▸ **Fragmento del texto**
────────────────────────────────────────
Mientras Santiago permanece confinado, centenares de personas han salido de sus casas a reclamar contra la insuficiente ayuda de las autoridades y la falta de acceso a bienes esenciales, lo que «solo traerá hambre y miseria a las poblaciones», señaló a la prensa una dirigenta de la comuna El Bosque, en el sur de la ciudad, área cuyo índice de pobreza supera la media nacional.

«Hay mucha gente que si no trabaja, no come, era lógico que esto sucediera en Chile, un país en el cual existe un 30 por ciento de empleo informal, que seguramente ha aumentado drásticamente en el último tiempo, entonces iban a ir apareciendo más problemas sociales», dijo a Xinhua la socióloga y académica de la Universidad de Chile, Emmanuelle Barozet.

Se suma «el hacinamiento, hay muchos problemas de acceso a la vivienda, lo que hace más difícil mantener la distancia social para evitar el contagio, por lo que hay una situación de bastante desesperación», declaró la investigadora del Centro de Estudios de Conflicto y Cohesión Social (COES) de dicha casa de estudios.
────────────────────────────────────────
▸ **Qué se pide**
a) Reescriba todo lo que va desde "Mientras Santiago permanece" hasta "la media nacional." en el fragmento y sustituya "centenares" por "cientos".
b) Indique si cada afirmación concuerda con el fragmento y cite las palabras que lo deciden: (i) la comuna El Bosque se encuentra en el sur de la ciudad; (ii) según Emmanuelle Barozet, en Chile existe un 50 por ciento de empleo informal; (iii) el índice de pobreza de El Bosque es inferior a la media nacional.
────────────────────────────────────────
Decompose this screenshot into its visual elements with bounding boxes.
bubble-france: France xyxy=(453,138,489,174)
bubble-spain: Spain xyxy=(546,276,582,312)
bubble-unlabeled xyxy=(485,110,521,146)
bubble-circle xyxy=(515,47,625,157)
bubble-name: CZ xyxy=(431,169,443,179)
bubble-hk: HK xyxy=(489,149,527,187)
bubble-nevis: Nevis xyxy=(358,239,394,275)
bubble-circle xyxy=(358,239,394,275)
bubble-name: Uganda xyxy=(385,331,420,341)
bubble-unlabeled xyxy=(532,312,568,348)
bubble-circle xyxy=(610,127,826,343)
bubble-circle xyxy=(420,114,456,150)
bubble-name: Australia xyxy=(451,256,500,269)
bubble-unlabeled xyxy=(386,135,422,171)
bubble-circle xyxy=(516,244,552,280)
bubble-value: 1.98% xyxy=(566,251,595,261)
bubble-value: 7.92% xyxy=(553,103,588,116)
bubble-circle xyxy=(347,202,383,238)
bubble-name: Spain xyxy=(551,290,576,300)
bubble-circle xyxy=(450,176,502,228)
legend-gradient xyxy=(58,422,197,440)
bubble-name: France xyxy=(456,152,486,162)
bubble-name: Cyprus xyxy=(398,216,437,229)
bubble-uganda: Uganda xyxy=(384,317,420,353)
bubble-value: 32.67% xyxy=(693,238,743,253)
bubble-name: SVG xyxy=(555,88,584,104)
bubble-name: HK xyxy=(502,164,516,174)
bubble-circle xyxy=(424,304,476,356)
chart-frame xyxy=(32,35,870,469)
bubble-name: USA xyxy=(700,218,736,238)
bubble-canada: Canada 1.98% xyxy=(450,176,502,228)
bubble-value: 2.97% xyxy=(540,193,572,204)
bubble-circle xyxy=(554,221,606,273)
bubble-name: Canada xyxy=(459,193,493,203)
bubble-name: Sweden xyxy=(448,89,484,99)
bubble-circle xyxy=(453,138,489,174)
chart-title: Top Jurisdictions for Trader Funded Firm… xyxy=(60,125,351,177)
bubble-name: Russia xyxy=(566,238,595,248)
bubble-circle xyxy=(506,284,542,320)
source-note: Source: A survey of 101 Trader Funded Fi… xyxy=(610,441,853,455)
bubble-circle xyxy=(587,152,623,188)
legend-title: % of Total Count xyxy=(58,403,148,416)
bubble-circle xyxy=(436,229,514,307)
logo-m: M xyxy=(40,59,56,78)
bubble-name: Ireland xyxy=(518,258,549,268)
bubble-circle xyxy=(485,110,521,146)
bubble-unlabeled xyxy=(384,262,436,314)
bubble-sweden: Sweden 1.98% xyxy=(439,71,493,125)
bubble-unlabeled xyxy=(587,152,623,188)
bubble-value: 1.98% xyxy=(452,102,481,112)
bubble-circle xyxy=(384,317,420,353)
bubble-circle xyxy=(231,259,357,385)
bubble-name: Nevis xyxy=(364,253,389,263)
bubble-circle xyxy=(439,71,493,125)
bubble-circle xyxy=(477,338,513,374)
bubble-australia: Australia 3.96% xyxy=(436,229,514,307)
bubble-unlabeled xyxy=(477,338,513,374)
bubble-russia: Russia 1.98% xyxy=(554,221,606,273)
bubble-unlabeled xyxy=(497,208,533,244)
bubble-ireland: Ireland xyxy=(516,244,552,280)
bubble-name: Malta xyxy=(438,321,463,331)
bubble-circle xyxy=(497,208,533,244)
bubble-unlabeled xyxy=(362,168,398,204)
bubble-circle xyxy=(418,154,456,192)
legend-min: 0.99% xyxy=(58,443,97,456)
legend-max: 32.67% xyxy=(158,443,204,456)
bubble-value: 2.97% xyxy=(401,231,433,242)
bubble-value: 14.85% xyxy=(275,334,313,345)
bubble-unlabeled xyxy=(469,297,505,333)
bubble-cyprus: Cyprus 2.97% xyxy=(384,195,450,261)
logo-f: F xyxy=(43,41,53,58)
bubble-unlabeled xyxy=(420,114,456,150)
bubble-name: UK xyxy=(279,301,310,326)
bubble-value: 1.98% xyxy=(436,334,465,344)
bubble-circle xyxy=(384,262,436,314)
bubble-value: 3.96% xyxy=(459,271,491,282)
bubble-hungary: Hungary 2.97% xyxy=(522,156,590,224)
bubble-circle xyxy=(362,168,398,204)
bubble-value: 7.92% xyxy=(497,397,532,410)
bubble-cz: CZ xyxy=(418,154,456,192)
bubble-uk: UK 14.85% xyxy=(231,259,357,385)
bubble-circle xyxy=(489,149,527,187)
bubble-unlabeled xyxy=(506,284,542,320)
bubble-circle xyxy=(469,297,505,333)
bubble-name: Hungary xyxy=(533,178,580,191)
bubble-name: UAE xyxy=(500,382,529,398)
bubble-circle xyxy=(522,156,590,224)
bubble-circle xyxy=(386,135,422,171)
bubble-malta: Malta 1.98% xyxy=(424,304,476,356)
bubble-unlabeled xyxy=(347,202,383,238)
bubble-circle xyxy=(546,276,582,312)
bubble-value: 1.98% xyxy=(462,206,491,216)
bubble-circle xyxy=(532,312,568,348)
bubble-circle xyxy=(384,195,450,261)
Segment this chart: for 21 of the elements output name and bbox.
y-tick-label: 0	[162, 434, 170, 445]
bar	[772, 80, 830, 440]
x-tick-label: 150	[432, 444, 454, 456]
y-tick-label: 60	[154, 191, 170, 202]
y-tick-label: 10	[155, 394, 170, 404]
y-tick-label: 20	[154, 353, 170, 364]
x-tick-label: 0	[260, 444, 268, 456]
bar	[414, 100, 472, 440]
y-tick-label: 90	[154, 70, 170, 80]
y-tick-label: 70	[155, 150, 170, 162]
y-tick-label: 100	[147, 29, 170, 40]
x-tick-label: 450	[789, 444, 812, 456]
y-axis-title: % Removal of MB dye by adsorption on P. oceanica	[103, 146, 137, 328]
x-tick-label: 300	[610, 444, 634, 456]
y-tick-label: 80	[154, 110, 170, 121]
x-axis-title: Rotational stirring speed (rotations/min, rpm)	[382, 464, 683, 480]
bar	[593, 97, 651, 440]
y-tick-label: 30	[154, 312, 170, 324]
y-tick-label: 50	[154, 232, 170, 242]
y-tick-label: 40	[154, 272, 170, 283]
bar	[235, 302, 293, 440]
────────────────────────────────────────
▸ **Respuestas por tarea**
a)
Mientras Santiago permanece confinado, cientos de personas han salido de sus casas a reclamar contra la insuficiente ayuda de las autoridades y la falta de acceso a bienes esenciales, lo que «solo traerá hambre y miseria a las poblaciones», señaló a la prensa una dirigenta de la comuna El Bosque, en el sur de la ciudad, área cuyo índice de pobreza supera la media nacional.

b)
(i) Sí: «la comuna El Bosque, en el sur de la ciudad».
(ii) No: «un país en el cual existe un 30 por ciento de empleo informal».
(iii) No: «área cuyo índice de pobreza supera la media nacional».